— DIRECTIONS FOR THIS TASK —
Omit every picture and return the rest of the data unaltered.

=== RECORD EXCERPTS ===

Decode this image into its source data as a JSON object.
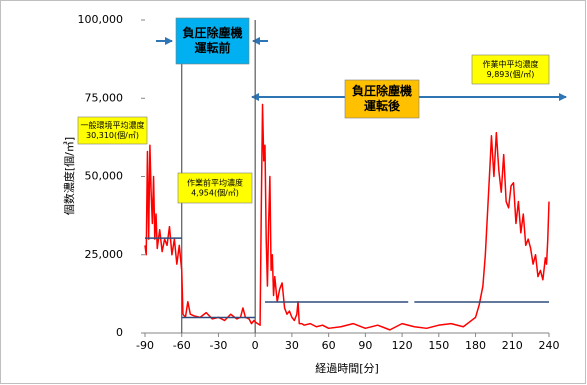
{
  "chart_data": {
    "type": "line",
    "y_label": "個数濃度[個/㎥]",
    "x_label": "経過時間[分]",
    "xlim": [
      -90,
      240
    ],
    "xticks": [
      -90,
      -60,
      -30,
      0,
      30,
      60,
      90,
      120,
      150,
      180,
      210,
      240
    ],
    "ylim": [
      0,
      100000
    ],
    "yticks": [
      0,
      {
        "value": 25000,
        "label": "25,000"
      },
      {
        "value": 50000,
        "label": "50,000"
      },
      {
        "value": 75000,
        "label": "75,000"
      },
      {
        "value": 100000,
        "label": "100,000"
      }
    ],
    "x": [
      -90,
      -89,
      -88,
      -87,
      -86,
      -85,
      -84,
      -83,
      -82,
      -81,
      -80,
      -78,
      -76,
      -74,
      -72,
      -70,
      -68,
      -66,
      -64,
      -62,
      -60,
      -59,
      -57,
      -55,
      -53,
      -50,
      -45,
      -40,
      -35,
      -30,
      -25,
      -20,
      -15,
      -12,
      -10,
      -8,
      -5,
      -3,
      -1,
      0,
      2,
      4,
      5,
      6,
      7,
      8,
      9,
      10,
      11,
      12,
      13,
      14,
      15,
      16,
      18,
      20,
      22,
      24,
      26,
      28,
      30,
      32,
      34,
      35,
      36,
      38,
      40,
      45,
      50,
      55,
      60,
      70,
      80,
      90,
      100,
      110,
      120,
      130,
      140,
      150,
      160,
      170,
      175,
      180,
      183,
      186,
      188,
      190,
      192,
      193,
      195,
      197,
      199,
      201,
      203,
      205,
      207,
      209,
      211,
      213,
      215,
      217,
      219,
      221,
      223,
      225,
      227,
      229,
      231,
      233,
      235,
      237,
      238,
      239,
      240
    ],
    "series": [
      {
        "color": "#ff0000",
        "values": [
          28000,
          25000,
          58000,
          30000,
          60000,
          45000,
          35000,
          50000,
          30000,
          38000,
          27000,
          33000,
          26000,
          30000,
          28000,
          34000,
          25000,
          30000,
          22000,
          28000,
          20000,
          6000,
          5000,
          10000,
          6000,
          5500,
          5000,
          6500,
          4500,
          5000,
          4000,
          6000,
          4500,
          5000,
          8000,
          5000,
          4500,
          3000,
          4000,
          3500,
          3000,
          2500,
          40000,
          73000,
          55000,
          60000,
          30000,
          15000,
          35000,
          50000,
          20000,
          25000,
          12000,
          18000,
          10000,
          14000,
          16000,
          8000,
          6000,
          7000,
          5000,
          4000,
          6000,
          10000,
          3000,
          3000,
          2500,
          3000,
          2000,
          2500,
          1500,
          2000,
          3000,
          1500,
          2500,
          1000,
          3000,
          2000,
          1500,
          2500,
          3000,
          2000,
          3500,
          5000,
          9000,
          15000,
          25000,
          40000,
          55000,
          63000,
          50000,
          64000,
          52000,
          45000,
          57000,
          42000,
          40000,
          47000,
          48000,
          35000,
          42000,
          32000,
          38000,
          28000,
          30000,
          27000,
          22000,
          25000,
          18000,
          20000,
          17000,
          24000,
          22000,
          30000,
          42000
        ]
      }
    ],
    "phase_lines": [
      -60,
      0
    ],
    "phases": [
      {
        "lines": [
          "負圧除塵機",
          "運転前"
        ],
        "color": "#00b0f0"
      },
      {
        "lines": [
          "負圧除塵機",
          "運転後"
        ],
        "color": "#ffc000"
      }
    ],
    "average_color": "#2f4b7c",
    "label_color": "#ffff00",
    "averages": [
      {
        "value": 30310,
        "segments": [
          [
            -90,
            -60
          ]
        ],
        "label": [
          "一般環境平均濃度",
          "30,310(個/㎥)"
        ]
      },
      {
        "value": 4954,
        "segments": [
          [
            -60,
            0
          ]
        ],
        "label": [
          "作業前平均濃度",
          "4,954(個/㎥)"
        ]
      },
      {
        "value": 9893,
        "segments": [
          [
            8,
            125
          ],
          [
            130,
            240
          ]
        ],
        "label": [
          "作業中平均濃度",
          "9,893(個/㎥)"
        ]
      }
    ]
  }
}
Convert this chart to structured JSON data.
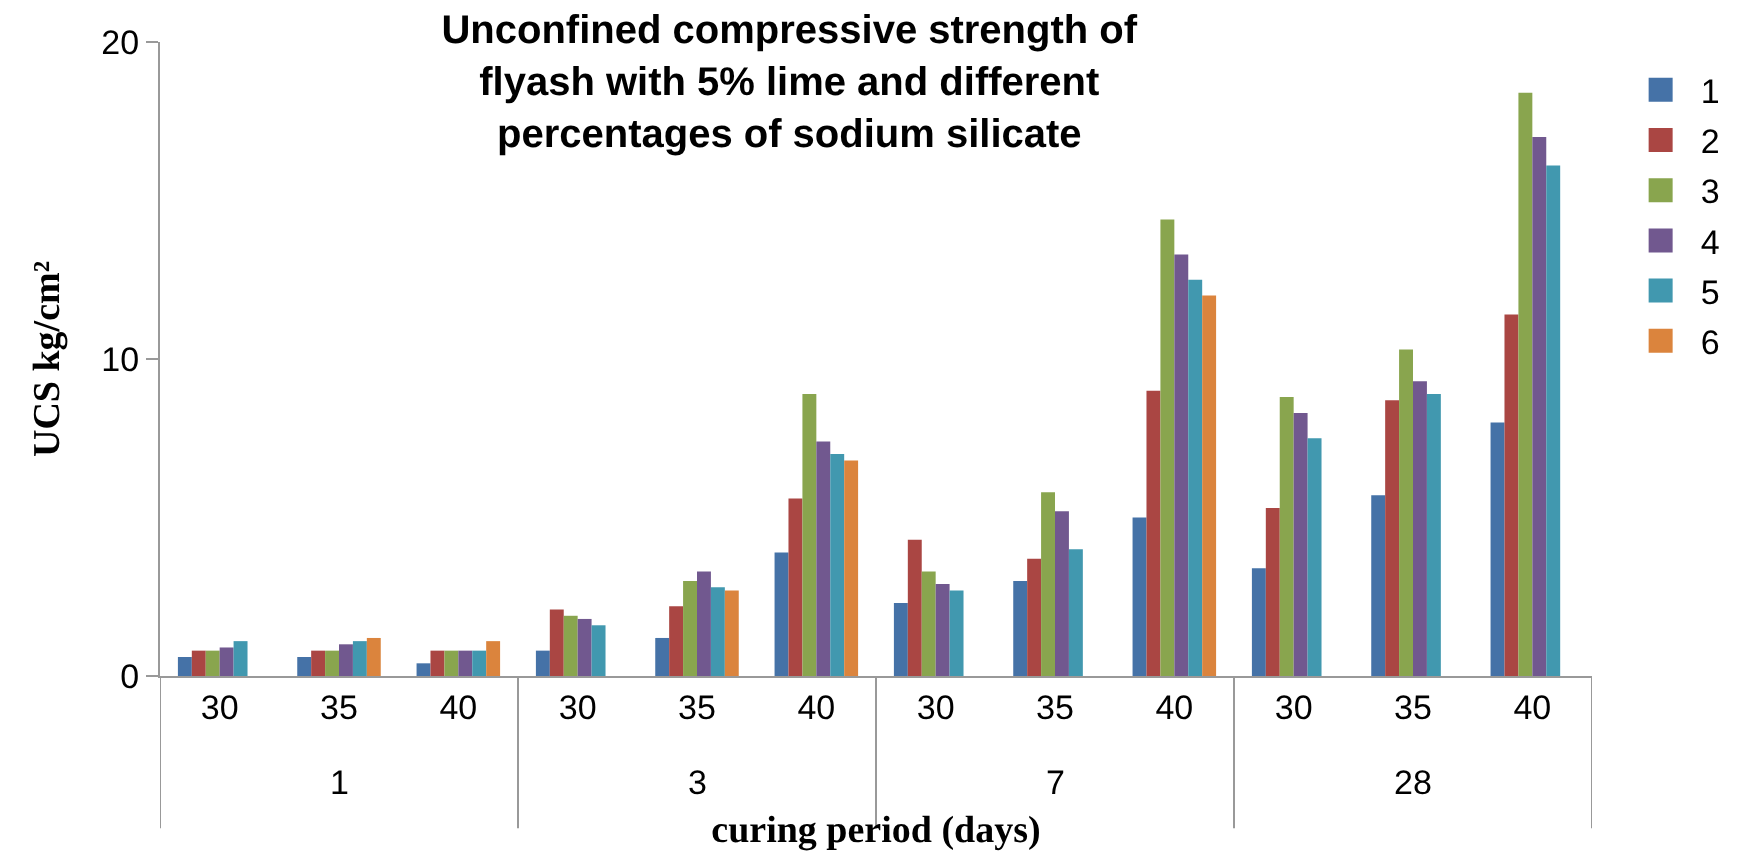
{
  "chart_data": {
    "type": "bar",
    "title": "Unconfined compressive strength of flyash with 5% lime and different percentages of sodium silicate",
    "xlabel": "curing period (days)",
    "ylabel": "UCS kg/cm²",
    "categories": [
      "30",
      "35",
      "40",
      "30",
      "35",
      "40",
      "30",
      "35",
      "40",
      "30",
      "35",
      "40"
    ],
    "annotations": [
      "1",
      "3",
      "7",
      "28"
    ],
    "series": [
      {
        "name": "1",
        "color": "#4572a7",
        "values": [
          0.6,
          0.6,
          0.4,
          0.8,
          1.2,
          3.9,
          2.3,
          3.0,
          5.0,
          3.4,
          5.7,
          8.0
        ]
      },
      {
        "name": "2",
        "color": "#aa4643",
        "values": [
          0.8,
          0.8,
          0.8,
          2.1,
          2.2,
          5.6,
          4.3,
          3.7,
          9.0,
          5.3,
          8.7,
          11.4
        ]
      },
      {
        "name": "3",
        "color": "#89a54e",
        "values": [
          0.8,
          0.8,
          0.8,
          1.9,
          3.0,
          8.9,
          3.3,
          5.8,
          14.4,
          8.8,
          10.3,
          18.4
        ]
      },
      {
        "name": "4",
        "color": "#71588f",
        "values": [
          0.9,
          1.0,
          0.8,
          1.8,
          3.3,
          7.4,
          2.9,
          5.2,
          13.3,
          8.3,
          9.3,
          17.0
        ]
      },
      {
        "name": "5",
        "color": "#4198af",
        "values": [
          1.1,
          1.1,
          0.8,
          1.6,
          2.8,
          7.0,
          2.7,
          4.0,
          12.5,
          7.5,
          8.9,
          16.1
        ]
      },
      {
        "name": "6",
        "color": "#db843d",
        "values": [
          null,
          1.2,
          1.1,
          null,
          2.7,
          6.8,
          null,
          null,
          12.0,
          null,
          null,
          null
        ]
      }
    ],
    "ylim": [
      0,
      20
    ],
    "yticks": [
      0,
      10,
      20
    ],
    "legend": "right"
  }
}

===

— ANSWER TO THE EXERCISE —
Decode this image into its source data as a JSON object.
{
  "chart_data": {
    "type": "line",
    "y_label": "個数濃度[個/㎥]",
    "x_label": "経過時間[分]",
    "xlim": [
      -90,
      240
    ],
    "xticks": [
      -90,
      -60,
      -30,
      0,
      30,
      60,
      90,
      120,
      150,
      180,
      210,
      240
    ],
    "ylim": [
      0,
      100000
    ],
    "yticks": [
      0,
      {
        "value": 25000,
        "label": "25,000"
      },
      {
        "value": 50000,
        "label": "50,000"
      },
      {
        "value": 75000,
        "label": "75,000"
      },
      {
        "value": 100000,
        "label": "100,000"
      }
    ],
    "x": [
      -90,
      -89,
      -88,
      -87,
      -86,
      -85,
      -84,
      -83,
      -82,
      -81,
      -80,
      -78,
      -76,
      -74,
      -72,
      -70,
      -68,
      -66,
      -64,
      -62,
      -60,
      -59,
      -57,
      -55,
      -53,
      -50,
      -45,
      -40,
      -35,
      -30,
      -25,
      -20,
      -15,
      -12,
      -10,
      -8,
      -5,
      -3,
      -1,
      0,
      2,
      4,
      5,
      6,
      7,
      8,
      9,
      10,
      11,
      12,
      13,
      14,
      15,
      16,
      18,
      20,
      22,
      24,
      26,
      28,
      30,
      32,
      34,
      35,
      36,
      38,
      40,
      45,
      50,
      55,
      60,
      70,
      80,
      90,
      100,
      110,
      120,
      130,
      140,
      150,
      160,
      170,
      175,
      180,
      183,
      186,
      188,
      190,
      192,
      193,
      195,
      197,
      199,
      201,
      203,
      205,
      207,
      209,
      211,
      213,
      215,
      217,
      219,
      221,
      223,
      225,
      227,
      229,
      231,
      233,
      235,
      237,
      238,
      239,
      240
    ],
    "series": [
      {
        "color": "#ff0000",
        "values": [
          28000,
          25000,
          58000,
          30000,
          60000,
          45000,
          35000,
          50000,
          30000,
          38000,
          27000,
          33000,
          26000,
          30000,
          28000,
          34000,
          25000,
          30000,
          22000,
          28000,
          20000,
          6000,
          5000,
          10000,
          6000,
          5500,
          5000,
          6500,
          4500,
          5000,
          4000,
          6000,
          4500,
          5000,
          8000,
          5000,
          4500,
          3000,
          4000,
          3500,
          3000,
          2500,
          40000,
          73000,
          55000,
          60000,
          30000,
          15000,
          35000,
          50000,
          20000,
          25000,
          12000,
          18000,
          10000,
          14000,
          16000,
          8000,
          6000,
          7000,
          5000,
          4000,
          6000,
          10000,
          3000,
          3000,
          2500,
          3000,
          2000,
          2500,
          1500,
          2000,
          3000,
          1500,
          2500,
          1000,
          3000,
          2000,
          1500,
          2500,
          3000,
          2000,
          3500,
          5000,
          9000,
          15000,
          25000,
          40000,
          55000,
          63000,
          50000,
          64000,
          52000,
          45000,
          57000,
          42000,
          40000,
          47000,
          48000,
          35000,
          42000,
          32000,
          38000,
          28000,
          30000,
          27000,
          22000,
          25000,
          18000,
          20000,
          17000,
          24000,
          22000,
          30000,
          42000
        ]
      }
    ],
    "phase_lines": [
      -60,
      0
    ],
    "phases": [
      {
        "lines": [
          "負圧除塵機",
          "運転前"
        ],
        "color": "#00b0f0"
      },
      {
        "lines": [
          "負圧除塵機",
          "運転後"
        ],
        "color": "#ffc000"
      }
    ],
    "average_color": "#2f4b7c",
    "label_color": "#ffff00",
    "averages": [
      {
        "value": 30310,
        "segments": [
          [
            -90,
            -60
          ]
        ],
        "label": [
          "一般環境平均濃度",
          "30,310(個/㎥)"
        ]
      },
      {
        "value": 4954,
        "segments": [
          [
            -60,
            0
          ]
        ],
        "label": [
          "作業前平均濃度",
          "4,954(個/㎥)"
        ]
      },
      {
        "value": 9893,
        "segments": [
          [
            8,
            125
          ],
          [
            130,
            240
          ]
        ],
        "label": [
          "作業中平均濃度",
          "9,893(個/㎥)"
        ]
      }
    ]
  }
}
Convert this chart to structured JSON data.
{
  "chart_data": {
    "type": "bar",
    "title": "Unconfined compressive strength of flyash with 5% lime and different percentages of sodium silicate",
    "xlabel": "curing period (days)",
    "ylabel": "UCS kg/cm²",
    "categories": [
      "30",
      "35",
      "40",
      "30",
      "35",
      "40",
      "30",
      "35",
      "40",
      "30",
      "35",
      "40"
    ],
    "annotations": [
      "1",
      "3",
      "7",
      "28"
    ],
    "series": [
      {
        "name": "1",
        "color": "#4572a7",
        "values": [
          0.6,
          0.6,
          0.4,
          0.8,
          1.2,
          3.9,
          2.3,
          3.0,
          5.0,
          3.4,
          5.7,
          8.0
        ]
      },
      {
        "name": "2",
        "color": "#aa4643",
        "values": [
          0.8,
          0.8,
          0.8,
          2.1,
          2.2,
          5.6,
          4.3,
          3.7,
          9.0,
          5.3,
          8.7,
          11.4
        ]
      },
      {
        "name": "3",
        "color": "#89a54e",
        "values": [
          0.8,
          0.8,
          0.8,
          1.9,
          3.0,
          8.9,
          3.3,
          5.8,
          14.4,
          8.8,
          10.3,
          18.4
        ]
      },
      {
        "name": "4",
        "color": "#71588f",
        "values": [
          0.9,
          1.0,
          0.8,
          1.8,
          3.3,
          7.4,
          2.9,
          5.2,
          13.3,
          8.3,
          9.3,
          17.0
        ]
      },
      {
        "name": "5",
        "color": "#4198af",
        "values": [
          1.1,
          1.1,
          0.8,
          1.6,
          2.8,
          7.0,
          2.7,
          4.0,
          12.5,
          7.5,
          8.9,
          16.1
        ]
      },
      {
        "name": "6",
        "color": "#db843d",
        "values": [
          null,
          1.2,
          1.1,
          null,
          2.7,
          6.8,
          null,
          null,
          12.0,
          null,
          null,
          null
        ]
      }
    ],
    "ylim": [
      0,
      20
    ],
    "yticks": [
      0,
      10,
      20
    ],
    "legend": "right"
  }
}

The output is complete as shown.